* MATERIAL PROVIDED *
- - -

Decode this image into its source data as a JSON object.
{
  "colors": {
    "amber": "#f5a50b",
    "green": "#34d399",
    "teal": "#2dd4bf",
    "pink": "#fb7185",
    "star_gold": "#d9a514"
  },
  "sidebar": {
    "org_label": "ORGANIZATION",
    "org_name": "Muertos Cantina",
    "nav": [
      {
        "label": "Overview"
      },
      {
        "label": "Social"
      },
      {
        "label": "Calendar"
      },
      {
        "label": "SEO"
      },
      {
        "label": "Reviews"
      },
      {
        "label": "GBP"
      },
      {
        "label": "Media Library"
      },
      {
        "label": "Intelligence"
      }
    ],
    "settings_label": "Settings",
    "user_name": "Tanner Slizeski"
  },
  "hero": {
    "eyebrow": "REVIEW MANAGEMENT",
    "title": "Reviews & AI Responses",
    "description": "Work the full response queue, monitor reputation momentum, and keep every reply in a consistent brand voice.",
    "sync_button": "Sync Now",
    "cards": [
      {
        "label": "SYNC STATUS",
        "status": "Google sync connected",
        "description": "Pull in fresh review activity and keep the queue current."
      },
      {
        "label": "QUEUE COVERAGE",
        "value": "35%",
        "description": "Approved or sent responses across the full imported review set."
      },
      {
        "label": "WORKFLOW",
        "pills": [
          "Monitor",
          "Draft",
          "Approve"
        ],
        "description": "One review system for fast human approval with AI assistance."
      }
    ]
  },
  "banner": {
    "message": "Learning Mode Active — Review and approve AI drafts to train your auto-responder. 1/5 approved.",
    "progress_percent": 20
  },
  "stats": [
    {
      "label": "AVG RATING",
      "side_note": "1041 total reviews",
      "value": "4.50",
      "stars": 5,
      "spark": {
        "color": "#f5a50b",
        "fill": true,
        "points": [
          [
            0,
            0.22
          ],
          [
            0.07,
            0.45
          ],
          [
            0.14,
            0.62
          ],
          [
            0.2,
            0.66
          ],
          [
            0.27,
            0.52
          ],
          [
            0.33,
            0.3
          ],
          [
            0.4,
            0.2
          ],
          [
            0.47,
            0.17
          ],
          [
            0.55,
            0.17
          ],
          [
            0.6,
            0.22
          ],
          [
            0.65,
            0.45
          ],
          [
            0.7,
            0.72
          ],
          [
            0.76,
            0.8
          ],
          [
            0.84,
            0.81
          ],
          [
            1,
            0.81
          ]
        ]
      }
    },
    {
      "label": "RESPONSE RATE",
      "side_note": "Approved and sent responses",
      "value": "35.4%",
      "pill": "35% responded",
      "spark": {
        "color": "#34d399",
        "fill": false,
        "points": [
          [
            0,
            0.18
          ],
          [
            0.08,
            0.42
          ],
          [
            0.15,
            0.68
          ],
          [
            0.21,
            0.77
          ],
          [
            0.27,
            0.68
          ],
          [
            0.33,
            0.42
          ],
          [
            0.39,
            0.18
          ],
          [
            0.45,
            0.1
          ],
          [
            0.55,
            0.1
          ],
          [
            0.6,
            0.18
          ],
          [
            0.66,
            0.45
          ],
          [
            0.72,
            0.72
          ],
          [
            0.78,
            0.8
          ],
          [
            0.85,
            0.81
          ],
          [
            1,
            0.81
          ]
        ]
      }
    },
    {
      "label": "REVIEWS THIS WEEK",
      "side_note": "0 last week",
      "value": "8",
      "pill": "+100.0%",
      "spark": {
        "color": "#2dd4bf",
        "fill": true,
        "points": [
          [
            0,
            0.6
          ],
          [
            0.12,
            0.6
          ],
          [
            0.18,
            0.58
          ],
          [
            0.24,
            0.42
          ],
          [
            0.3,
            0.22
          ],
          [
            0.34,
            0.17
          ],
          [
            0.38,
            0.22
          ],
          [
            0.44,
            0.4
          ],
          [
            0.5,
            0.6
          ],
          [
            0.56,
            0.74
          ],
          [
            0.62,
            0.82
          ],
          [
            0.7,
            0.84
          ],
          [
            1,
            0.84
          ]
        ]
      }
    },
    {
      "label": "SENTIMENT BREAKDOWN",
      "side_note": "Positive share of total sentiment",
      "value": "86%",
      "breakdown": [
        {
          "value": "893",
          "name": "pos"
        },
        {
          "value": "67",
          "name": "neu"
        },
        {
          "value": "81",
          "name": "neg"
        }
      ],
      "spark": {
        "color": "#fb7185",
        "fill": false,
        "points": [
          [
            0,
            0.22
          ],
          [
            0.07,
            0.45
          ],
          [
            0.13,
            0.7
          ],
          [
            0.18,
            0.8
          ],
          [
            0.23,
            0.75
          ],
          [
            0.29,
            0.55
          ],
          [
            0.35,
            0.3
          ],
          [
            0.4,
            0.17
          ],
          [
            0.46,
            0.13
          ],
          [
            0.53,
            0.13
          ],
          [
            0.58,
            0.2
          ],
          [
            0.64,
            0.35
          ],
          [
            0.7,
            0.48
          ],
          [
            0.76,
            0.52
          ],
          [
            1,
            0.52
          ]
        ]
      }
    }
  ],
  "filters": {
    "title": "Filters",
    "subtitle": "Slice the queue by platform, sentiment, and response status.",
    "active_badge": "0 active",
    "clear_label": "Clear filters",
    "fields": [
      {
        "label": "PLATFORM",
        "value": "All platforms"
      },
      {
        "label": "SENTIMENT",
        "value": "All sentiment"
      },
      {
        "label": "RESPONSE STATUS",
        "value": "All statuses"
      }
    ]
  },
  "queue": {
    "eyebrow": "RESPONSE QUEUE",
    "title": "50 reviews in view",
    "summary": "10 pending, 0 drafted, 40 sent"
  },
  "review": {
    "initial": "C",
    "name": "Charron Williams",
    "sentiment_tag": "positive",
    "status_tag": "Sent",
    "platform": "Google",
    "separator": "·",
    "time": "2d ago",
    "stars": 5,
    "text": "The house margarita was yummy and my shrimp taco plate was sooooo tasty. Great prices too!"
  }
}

- - -

Each line holding "description" must be found and copied.

    "description": "Work the full response queue, monitor reputation momentum, and keep every reply in a consistent brand voice.",
        "description": "Pull in fresh review activity and keep the queue current."
        "description": "Approved or sent responses across the full imported review set."
        "description": "One review system for fast human approval with AI assistance."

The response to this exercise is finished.